Wherever "image" appears in a line, copy that line.

* * *

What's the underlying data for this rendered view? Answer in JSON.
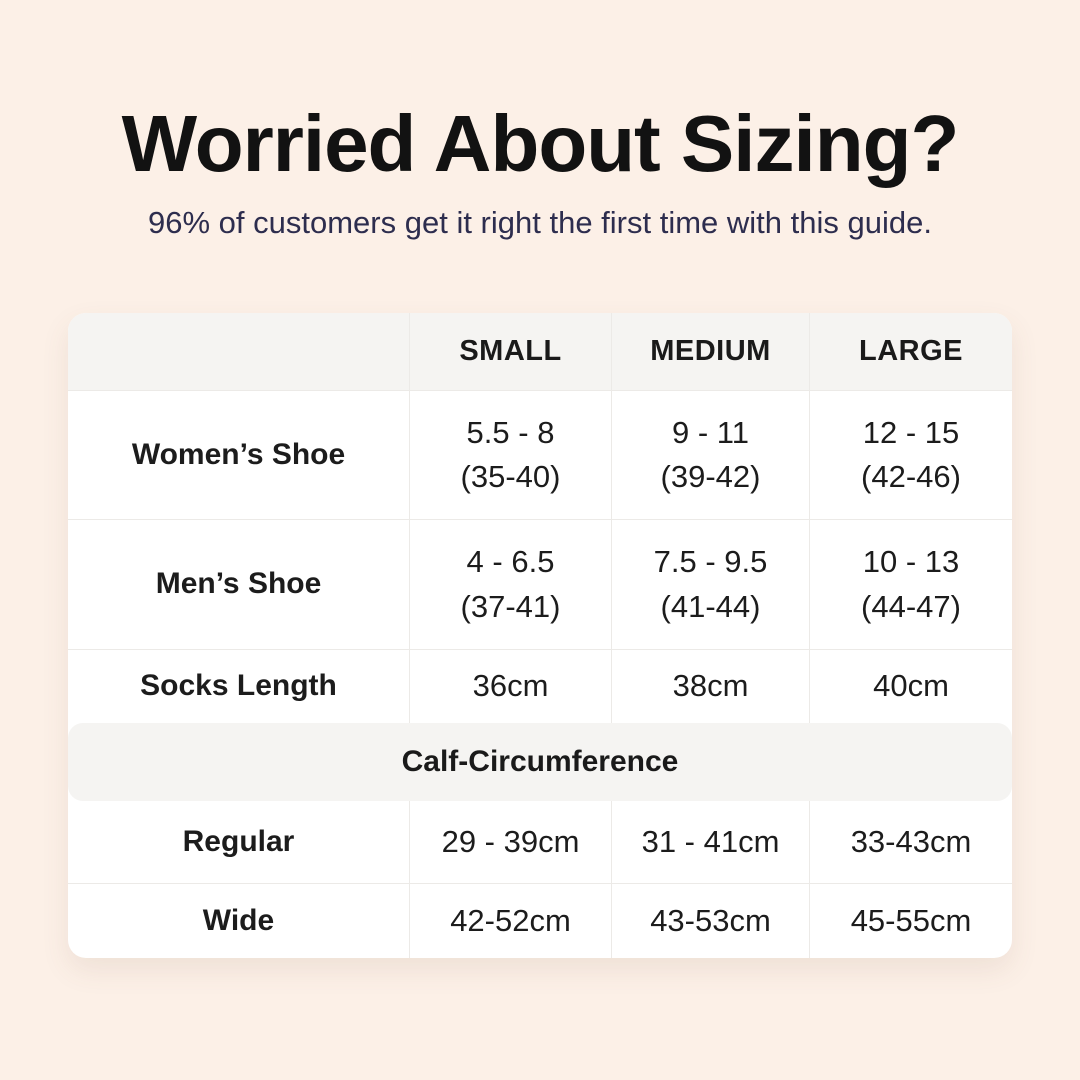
{
  "colors": {
    "background": "#fcf0e7",
    "panel": "#ffffff",
    "band": "#f5f4f2",
    "border": "#eceae7",
    "title_text": "#121212",
    "subtitle_text": "#2d2d4e",
    "table_text": "#1c1c1c"
  },
  "header": {
    "title": "Worried About Sizing?",
    "subtitle": "96% of customers get it right the first time with this guide."
  },
  "chart_data": {
    "type": "table",
    "title": "Worried About Sizing?",
    "columns": [
      "",
      "SMALL",
      "MEDIUM",
      "LARGE"
    ],
    "rows": [
      {
        "label": "Women’s Shoe",
        "cells": [
          [
            "5.5 - 8",
            "(35-40)"
          ],
          [
            "9 - 11",
            "(39-42)"
          ],
          [
            "12 - 15",
            "(42-46)"
          ]
        ]
      },
      {
        "label": "Men’s Shoe",
        "cells": [
          [
            "4 - 6.5",
            "(37-41)"
          ],
          [
            "7.5 - 9.5",
            "(41-44)"
          ],
          [
            "10 - 13",
            "(44-47)"
          ]
        ]
      },
      {
        "label": "Socks Length",
        "cells": [
          [
            "36cm"
          ],
          [
            "38cm"
          ],
          [
            "40cm"
          ]
        ]
      }
    ],
    "section_header": "Calf-Circumference",
    "section_rows": [
      {
        "label": "Regular",
        "cells": [
          [
            "29 - 39cm"
          ],
          [
            "31 - 41cm"
          ],
          [
            "33-43cm"
          ]
        ]
      },
      {
        "label": "Wide",
        "cells": [
          [
            "42-52cm"
          ],
          [
            "43-53cm"
          ],
          [
            "45-55cm"
          ]
        ]
      }
    ]
  }
}
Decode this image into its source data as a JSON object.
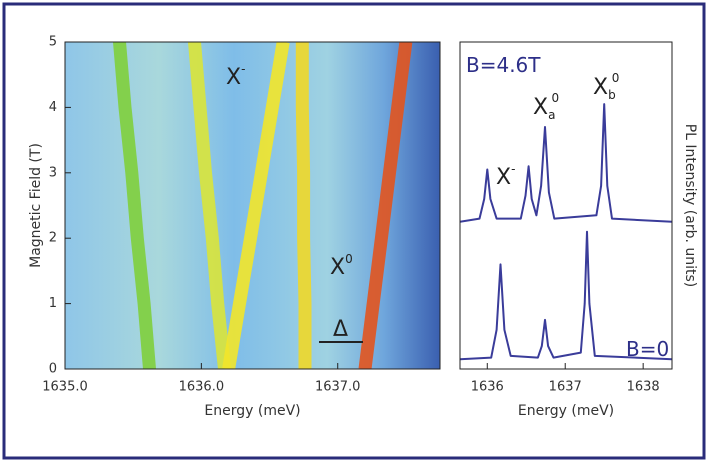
{
  "chart_data": [
    {
      "type": "line",
      "xlabel": "Energy (meV)",
      "ylabel": "Magnetic Field (T)",
      "xlim": [
        1635.0,
        1637.75
      ],
      "ylim": [
        0,
        5
      ],
      "xticks": [
        {
          "value": 1635.0,
          "label": "1635.0"
        },
        {
          "value": 1636.0,
          "label": "1636.0"
        },
        {
          "value": 1637.0,
          "label": "1637.0"
        }
      ],
      "yticks": [
        0,
        1,
        2,
        3,
        4,
        5
      ],
      "line_width": 13,
      "series": [
        {
          "color": "#7fcf3c",
          "x": [
            1635.62,
            1635.58,
            1635.53,
            1635.49,
            1635.44,
            1635.4
          ],
          "values": [
            0,
            1,
            2,
            3,
            4,
            5
          ]
        },
        {
          "color": "#d9e43a",
          "x": [
            1636.17,
            1636.12,
            1636.08,
            1636.03,
            1635.99,
            1635.95
          ],
          "values": [
            0,
            1,
            2,
            3,
            4,
            5
          ]
        },
        {
          "color": "#f2e52a",
          "x": [
            1636.2,
            1636.28,
            1636.36,
            1636.44,
            1636.52,
            1636.6
          ],
          "values": [
            0,
            1,
            2,
            3,
            4,
            5
          ]
        },
        {
          "color": "#f0d828",
          "x": [
            1636.76,
            1636.76,
            1636.75,
            1636.75,
            1636.74,
            1636.74
          ],
          "values": [
            0,
            1,
            2,
            3,
            4,
            5
          ]
        },
        {
          "color": "#e2541e",
          "x": [
            1637.2,
            1637.26,
            1637.32,
            1637.38,
            1637.44,
            1637.5
          ],
          "values": [
            0,
            1,
            2,
            3,
            4,
            5
          ]
        }
      ],
      "annotations": [
        {
          "text": "X",
          "sup": "-"
        },
        {
          "text": "X",
          "sup": "0"
        },
        {
          "text": "Δ"
        }
      ]
    },
    {
      "type": "line",
      "xlabel": "Energy (meV)",
      "ylabel": "PL Intensity (arb. units)",
      "xlim": [
        1635.65,
        1638.37
      ],
      "ylim": [
        0,
        10
      ],
      "xticks": [
        1636,
        1637,
        1638
      ],
      "line_width": 2,
      "series": [
        {
          "color": "#3a3c9a",
          "x": [
            1635.65,
            1635.9,
            1635.96,
            1636.0,
            1636.04,
            1636.12,
            1636.43,
            1636.49,
            1636.53,
            1636.57,
            1636.63,
            1636.69,
            1636.74,
            1636.79,
            1636.86,
            1637.4,
            1637.46,
            1637.5,
            1637.54,
            1637.6,
            1638.37
          ],
          "values": [
            4.5,
            4.6,
            5.2,
            6.1,
            5.2,
            4.6,
            4.6,
            5.3,
            6.2,
            5.2,
            4.7,
            5.6,
            7.4,
            5.4,
            4.6,
            4.7,
            5.6,
            8.1,
            5.6,
            4.6,
            4.5
          ]
        },
        {
          "color": "#3a3c9a",
          "x": [
            1635.65,
            1636.05,
            1636.12,
            1636.17,
            1636.22,
            1636.3,
            1636.65,
            1636.7,
            1636.74,
            1636.78,
            1636.85,
            1637.2,
            1637.25,
            1637.28,
            1637.31,
            1637.38,
            1638.37
          ],
          "values": [
            0.3,
            0.35,
            1.2,
            3.2,
            1.2,
            0.4,
            0.35,
            0.7,
            1.5,
            0.7,
            0.35,
            0.5,
            2.0,
            4.2,
            2.0,
            0.4,
            0.3
          ]
        }
      ],
      "annotations": [
        {
          "text": "B=4.6T"
        },
        {
          "text": "X",
          "sup": "-"
        },
        {
          "text": "X",
          "sup": "0",
          "sub": "a"
        },
        {
          "text": "X",
          "sup": "0",
          "sub": "b"
        },
        {
          "text": "B=0"
        }
      ]
    }
  ]
}
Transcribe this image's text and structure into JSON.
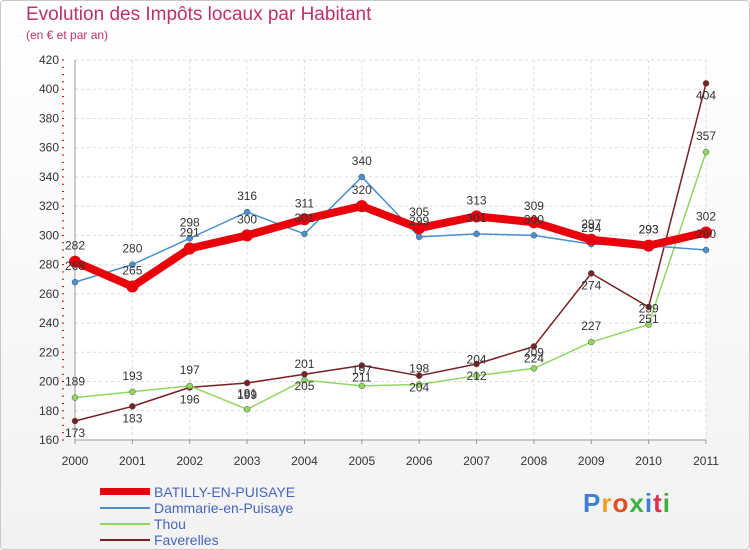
{
  "header": {
    "title": "Evolution des Impôts locaux par Habitant",
    "subtitle": "(en € et par an)"
  },
  "logo": {
    "text": "Proxiti",
    "colors": [
      "#3a7fd0",
      "#f0a020",
      "#e05020",
      "#40b040",
      "#3a7fd0",
      "#e03050",
      "#40b040"
    ]
  },
  "chart_data": {
    "type": "line",
    "x": [
      2000,
      2001,
      2002,
      2003,
      2004,
      2005,
      2006,
      2007,
      2008,
      2009,
      2010,
      2011
    ],
    "ylim": [
      160,
      420
    ],
    "yticks": [
      160,
      180,
      200,
      220,
      240,
      260,
      280,
      300,
      320,
      340,
      360,
      380,
      400,
      420
    ],
    "grid": true,
    "legend_position": "bottom-left",
    "series": [
      {
        "name": "BATILLY-EN-PUISAYE",
        "color": "#e8000b",
        "values": [
          282,
          265,
          291,
          300,
          311,
          320,
          305,
          313,
          309,
          297,
          293,
          302
        ]
      },
      {
        "name": "Dammarie-en-Puisaye",
        "color": "#4a8fd0",
        "values": [
          268,
          280,
          298,
          316,
          301,
          340,
          299,
          301,
          300,
          294,
          293,
          290
        ]
      },
      {
        "name": "Thou",
        "color": "#8fd860",
        "values": [
          189,
          193,
          197,
          181,
          201,
          197,
          198,
          204,
          209,
          227,
          239,
          357
        ]
      },
      {
        "name": "Faverelles",
        "color": "#7a2020",
        "values": [
          173,
          183,
          196,
          199,
          205,
          211,
          204,
          212,
          224,
          274,
          251,
          404
        ]
      }
    ]
  }
}
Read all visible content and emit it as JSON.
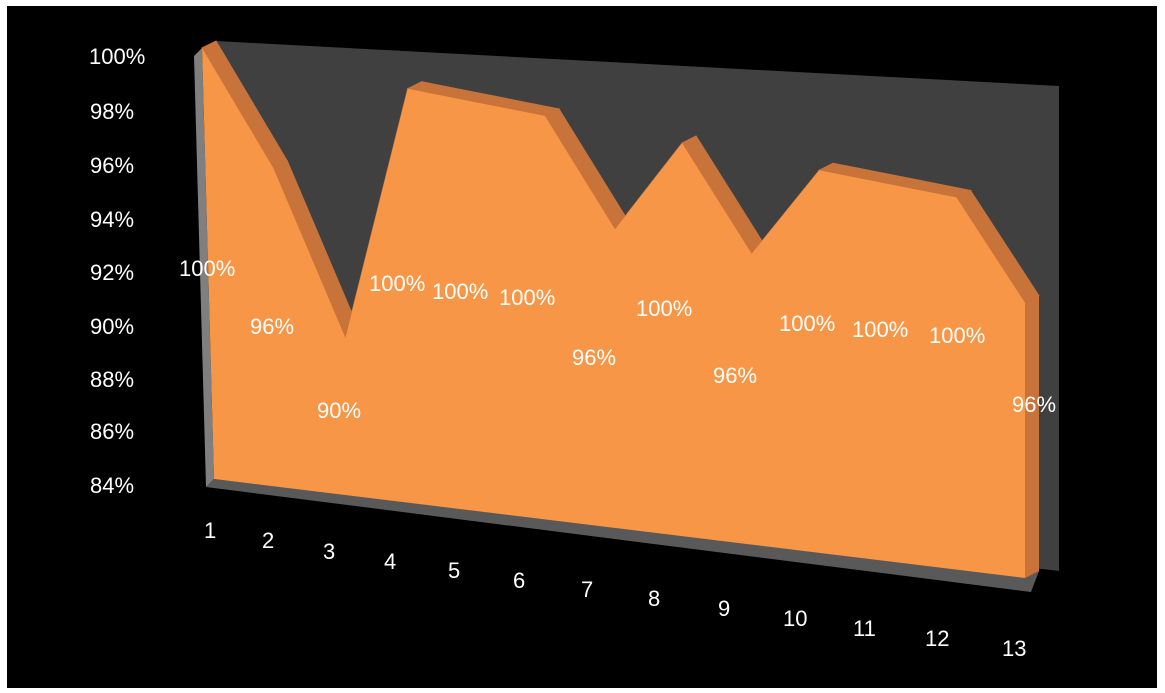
{
  "chart_data": {
    "type": "area",
    "style": "3d",
    "categories": [
      "1",
      "2",
      "3",
      "4",
      "5",
      "6",
      "7",
      "8",
      "9",
      "10",
      "11",
      "12",
      "13"
    ],
    "values": [
      1.0,
      0.96,
      0.9,
      1.0,
      1.0,
      1.0,
      0.96,
      1.0,
      0.96,
      1.0,
      1.0,
      1.0,
      0.96
    ],
    "data_labels": [
      "100%",
      "96%",
      "90%",
      "100%",
      "100%",
      "100%",
      "96%",
      "100%",
      "96%",
      "100%",
      "100%",
      "100%",
      "96%"
    ],
    "y_ticks": [
      "84%",
      "86%",
      "88%",
      "90%",
      "92%",
      "94%",
      "96%",
      "98%",
      "100%"
    ],
    "ylim": [
      0.84,
      1.0
    ],
    "grid": false,
    "legend": "none",
    "colors": {
      "background": "#000000",
      "area_front": "#F79646",
      "area_top": "#C8733A",
      "back_wall": "#404040",
      "floor": "#595959",
      "axis": "#7F7F7F",
      "text": "#FFFFFF"
    }
  }
}
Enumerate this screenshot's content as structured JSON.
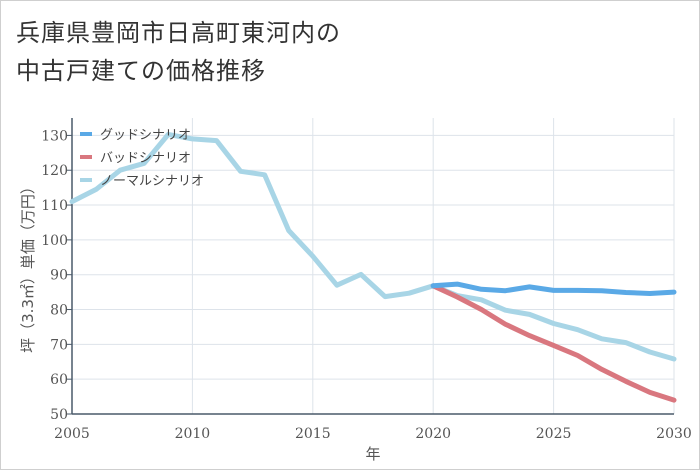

* * *

- **Output of the exercise**:
Decode this image into its source data as a JSON object.
Transcribe this image's text and structure into JSON.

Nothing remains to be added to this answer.